§ **EXERCISE TASK**
Retype every entry exactly, character for character.

§ **LISTING**
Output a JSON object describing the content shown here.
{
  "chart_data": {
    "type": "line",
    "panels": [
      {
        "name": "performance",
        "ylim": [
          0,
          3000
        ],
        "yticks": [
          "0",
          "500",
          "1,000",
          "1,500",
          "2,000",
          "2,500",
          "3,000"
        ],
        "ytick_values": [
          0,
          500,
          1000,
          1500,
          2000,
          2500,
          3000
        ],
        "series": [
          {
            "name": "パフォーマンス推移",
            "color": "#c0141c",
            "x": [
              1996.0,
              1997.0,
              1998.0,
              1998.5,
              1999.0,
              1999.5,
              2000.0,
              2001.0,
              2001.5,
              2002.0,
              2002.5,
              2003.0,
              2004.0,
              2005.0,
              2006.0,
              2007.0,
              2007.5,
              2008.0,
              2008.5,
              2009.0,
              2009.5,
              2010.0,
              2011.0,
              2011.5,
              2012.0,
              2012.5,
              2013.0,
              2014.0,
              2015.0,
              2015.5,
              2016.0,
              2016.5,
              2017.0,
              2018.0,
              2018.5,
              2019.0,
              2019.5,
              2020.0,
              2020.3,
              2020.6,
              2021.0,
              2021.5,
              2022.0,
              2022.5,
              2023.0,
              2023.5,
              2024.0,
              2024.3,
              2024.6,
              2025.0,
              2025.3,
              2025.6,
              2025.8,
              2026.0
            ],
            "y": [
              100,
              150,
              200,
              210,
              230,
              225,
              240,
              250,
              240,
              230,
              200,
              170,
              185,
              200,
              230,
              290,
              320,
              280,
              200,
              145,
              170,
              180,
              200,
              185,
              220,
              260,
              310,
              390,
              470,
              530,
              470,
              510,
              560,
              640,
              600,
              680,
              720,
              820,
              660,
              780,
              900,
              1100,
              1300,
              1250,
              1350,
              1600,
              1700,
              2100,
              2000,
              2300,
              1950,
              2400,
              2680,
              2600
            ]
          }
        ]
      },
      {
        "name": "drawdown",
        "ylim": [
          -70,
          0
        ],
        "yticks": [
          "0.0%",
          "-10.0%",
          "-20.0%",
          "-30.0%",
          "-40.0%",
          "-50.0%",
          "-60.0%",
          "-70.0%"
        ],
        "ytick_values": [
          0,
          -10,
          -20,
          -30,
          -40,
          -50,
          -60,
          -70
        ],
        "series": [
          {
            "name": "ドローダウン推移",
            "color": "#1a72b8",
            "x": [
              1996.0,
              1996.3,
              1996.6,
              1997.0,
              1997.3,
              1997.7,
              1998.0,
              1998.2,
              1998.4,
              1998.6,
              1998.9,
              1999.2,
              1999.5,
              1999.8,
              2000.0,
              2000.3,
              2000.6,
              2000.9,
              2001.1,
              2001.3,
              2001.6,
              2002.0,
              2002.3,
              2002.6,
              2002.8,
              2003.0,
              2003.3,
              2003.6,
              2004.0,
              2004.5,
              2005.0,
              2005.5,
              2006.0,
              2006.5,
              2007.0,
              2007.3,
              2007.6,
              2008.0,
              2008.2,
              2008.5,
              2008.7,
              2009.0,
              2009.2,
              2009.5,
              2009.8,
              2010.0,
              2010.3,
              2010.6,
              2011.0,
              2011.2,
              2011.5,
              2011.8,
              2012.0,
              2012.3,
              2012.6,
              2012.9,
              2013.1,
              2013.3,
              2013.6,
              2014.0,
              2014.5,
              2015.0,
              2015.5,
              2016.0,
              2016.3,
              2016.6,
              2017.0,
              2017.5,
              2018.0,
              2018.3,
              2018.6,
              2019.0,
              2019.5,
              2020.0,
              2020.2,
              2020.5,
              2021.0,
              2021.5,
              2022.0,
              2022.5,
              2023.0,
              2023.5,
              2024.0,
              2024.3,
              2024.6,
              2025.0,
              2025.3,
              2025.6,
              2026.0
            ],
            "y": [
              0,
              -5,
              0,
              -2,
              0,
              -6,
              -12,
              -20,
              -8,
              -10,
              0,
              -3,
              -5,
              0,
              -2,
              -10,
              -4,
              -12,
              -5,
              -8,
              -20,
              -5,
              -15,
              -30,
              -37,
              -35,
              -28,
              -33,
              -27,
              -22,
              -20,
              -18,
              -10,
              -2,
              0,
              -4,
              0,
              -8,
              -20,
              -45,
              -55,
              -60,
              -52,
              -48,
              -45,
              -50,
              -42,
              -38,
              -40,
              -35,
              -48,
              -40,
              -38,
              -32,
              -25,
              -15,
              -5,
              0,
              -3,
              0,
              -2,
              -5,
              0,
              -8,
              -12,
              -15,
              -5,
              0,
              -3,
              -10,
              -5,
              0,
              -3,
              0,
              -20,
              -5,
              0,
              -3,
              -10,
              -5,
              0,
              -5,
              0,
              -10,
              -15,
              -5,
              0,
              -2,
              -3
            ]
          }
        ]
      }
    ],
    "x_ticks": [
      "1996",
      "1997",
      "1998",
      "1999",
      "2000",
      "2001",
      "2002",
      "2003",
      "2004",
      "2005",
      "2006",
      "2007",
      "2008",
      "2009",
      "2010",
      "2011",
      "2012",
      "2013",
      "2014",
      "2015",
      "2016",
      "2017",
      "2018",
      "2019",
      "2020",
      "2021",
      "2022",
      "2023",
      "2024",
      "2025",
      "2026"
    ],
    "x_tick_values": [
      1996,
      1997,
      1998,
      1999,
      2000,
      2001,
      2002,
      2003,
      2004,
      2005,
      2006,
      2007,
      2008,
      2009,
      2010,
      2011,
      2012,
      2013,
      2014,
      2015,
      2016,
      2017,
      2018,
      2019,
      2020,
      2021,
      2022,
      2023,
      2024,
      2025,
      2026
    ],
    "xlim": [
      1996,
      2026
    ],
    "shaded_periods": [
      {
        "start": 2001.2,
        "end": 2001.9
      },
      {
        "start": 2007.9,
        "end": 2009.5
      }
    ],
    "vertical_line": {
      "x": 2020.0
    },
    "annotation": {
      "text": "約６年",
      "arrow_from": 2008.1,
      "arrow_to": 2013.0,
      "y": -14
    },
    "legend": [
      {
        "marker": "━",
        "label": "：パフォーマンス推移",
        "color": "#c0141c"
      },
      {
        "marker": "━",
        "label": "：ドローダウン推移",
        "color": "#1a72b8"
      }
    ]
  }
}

§ **EXPECTED OUTPUT**
Output a JSON object describing the content shown here.
{
  "chart_data": {
    "type": "line",
    "panels": [
      {
        "name": "performance",
        "ylim": [
          0,
          3000
        ],
        "yticks": [
          "0",
          "500",
          "1,000",
          "1,500",
          "2,000",
          "2,500",
          "3,000"
        ],
        "ytick_values": [
          0,
          500,
          1000,
          1500,
          2000,
          2500,
          3000
        ],
        "series": [
          {
            "name": "パフォーマンス推移",
            "color": "#c0141c",
            "x": [
              1996.0,
              1997.0,
              1998.0,
              1998.5,
              1999.0,
              1999.5,
              2000.0,
              2001.0,
              2001.5,
              2002.0,
              2002.5,
              2003.0,
              2004.0,
              2005.0,
              2006.0,
              2007.0,
              2007.5,
              2008.0,
              2008.5,
              2009.0,
              2009.5,
              2010.0,
              2011.0,
              2011.5,
              2012.0,
              2012.5,
              2013.0,
              2014.0,
              2015.0,
              2015.5,
              2016.0,
              2016.5,
              2017.0,
              2018.0,
              2018.5,
              2019.0,
              2019.5,
              2020.0,
              2020.3,
              2020.6,
              2021.0,
              2021.5,
              2022.0,
              2022.5,
              2023.0,
              2023.5,
              2024.0,
              2024.3,
              2024.6,
              2025.0,
              2025.3,
              2025.6,
              2025.8,
              2026.0
            ],
            "y": [
              100,
              150,
              200,
              210,
              230,
              225,
              240,
              250,
              240,
              230,
              200,
              170,
              185,
              200,
              230,
              290,
              320,
              280,
              200,
              145,
              170,
              180,
              200,
              185,
              220,
              260,
              310,
              390,
              470,
              530,
              470,
              510,
              560,
              640,
              600,
              680,
              720,
              820,
              660,
              780,
              900,
              1100,
              1300,
              1250,
              1350,
              1600,
              1700,
              2100,
              2000,
              2300,
              1950,
              2400,
              2680,
              2600
            ]
          }
        ]
      },
      {
        "name": "drawdown",
        "ylim": [
          -70,
          0
        ],
        "yticks": [
          "0.0%",
          "-10.0%",
          "-20.0%",
          "-30.0%",
          "-40.0%",
          "-50.0%",
          "-60.0%",
          "-70.0%"
        ],
        "ytick_values": [
          0,
          -10,
          -20,
          -30,
          -40,
          -50,
          -60,
          -70
        ],
        "series": [
          {
            "name": "ドローダウン推移",
            "color": "#1a72b8",
            "x": [
              1996.0,
              1996.3,
              1996.6,
              1997.0,
              1997.3,
              1997.7,
              1998.0,
              1998.2,
              1998.4,
              1998.6,
              1998.9,
              1999.2,
              1999.5,
              1999.8,
              2000.0,
              2000.3,
              2000.6,
              2000.9,
              2001.1,
              2001.3,
              2001.6,
              2002.0,
              2002.3,
              2002.6,
              2002.8,
              2003.0,
              2003.3,
              2003.6,
              2004.0,
              2004.5,
              2005.0,
              2005.5,
              2006.0,
              2006.5,
              2007.0,
              2007.3,
              2007.6,
              2008.0,
              2008.2,
              2008.5,
              2008.7,
              2009.0,
              2009.2,
              2009.5,
              2009.8,
              2010.0,
              2010.3,
              2010.6,
              2011.0,
              2011.2,
              2011.5,
              2011.8,
              2012.0,
              2012.3,
              2012.6,
              2012.9,
              2013.1,
              2013.3,
              2013.6,
              2014.0,
              2014.5,
              2015.0,
              2015.5,
              2016.0,
              2016.3,
              2016.6,
              2017.0,
              2017.5,
              2018.0,
              2018.3,
              2018.6,
              2019.0,
              2019.5,
              2020.0,
              2020.2,
              2020.5,
              2021.0,
              2021.5,
              2022.0,
              2022.5,
              2023.0,
              2023.5,
              2024.0,
              2024.3,
              2024.6,
              2025.0,
              2025.3,
              2025.6,
              2026.0
            ],
            "y": [
              0,
              -5,
              0,
              -2,
              0,
              -6,
              -12,
              -20,
              -8,
              -10,
              0,
              -3,
              -5,
              0,
              -2,
              -10,
              -4,
              -12,
              -5,
              -8,
              -20,
              -5,
              -15,
              -30,
              -37,
              -35,
              -28,
              -33,
              -27,
              -22,
              -20,
              -18,
              -10,
              -2,
              0,
              -4,
              0,
              -8,
              -20,
              -45,
              -55,
              -60,
              -52,
              -48,
              -45,
              -50,
              -42,
              -38,
              -40,
              -35,
              -48,
              -40,
              -38,
              -32,
              -25,
              -15,
              -5,
              0,
              -3,
              0,
              -2,
              -5,
              0,
              -8,
              -12,
              -15,
              -5,
              0,
              -3,
              -10,
              -5,
              0,
              -3,
              0,
              -20,
              -5,
              0,
              -3,
              -10,
              -5,
              0,
              -5,
              0,
              -10,
              -15,
              -5,
              0,
              -2,
              -3
            ]
          }
        ]
      }
    ],
    "x_ticks": [
      "1996",
      "1997",
      "1998",
      "1999",
      "2000",
      "2001",
      "2002",
      "2003",
      "2004",
      "2005",
      "2006",
      "2007",
      "2008",
      "2009",
      "2010",
      "2011",
      "2012",
      "2013",
      "2014",
      "2015",
      "2016",
      "2017",
      "2018",
      "2019",
      "2020",
      "2021",
      "2022",
      "2023",
      "2024",
      "2025",
      "2026"
    ],
    "x_tick_values": [
      1996,
      1997,
      1998,
      1999,
      2000,
      2001,
      2002,
      2003,
      2004,
      2005,
      2006,
      2007,
      2008,
      2009,
      2010,
      2011,
      2012,
      2013,
      2014,
      2015,
      2016,
      2017,
      2018,
      2019,
      2020,
      2021,
      2022,
      2023,
      2024,
      2025,
      2026
    ],
    "xlim": [
      1996,
      2026
    ],
    "shaded_periods": [
      {
        "start": 2001.2,
        "end": 2001.9
      },
      {
        "start": 2007.9,
        "end": 2009.5
      }
    ],
    "vertical_line": {
      "x": 2020.0
    },
    "annotation": {
      "text": "約６年",
      "arrow_from": 2008.1,
      "arrow_to": 2013.0,
      "y": -14
    },
    "legend": [
      {
        "marker": "━",
        "label": "：パフォーマンス推移",
        "color": "#c0141c"
      },
      {
        "marker": "━",
        "label": "：ドローダウン推移",
        "color": "#1a72b8"
      }
    ]
  }
}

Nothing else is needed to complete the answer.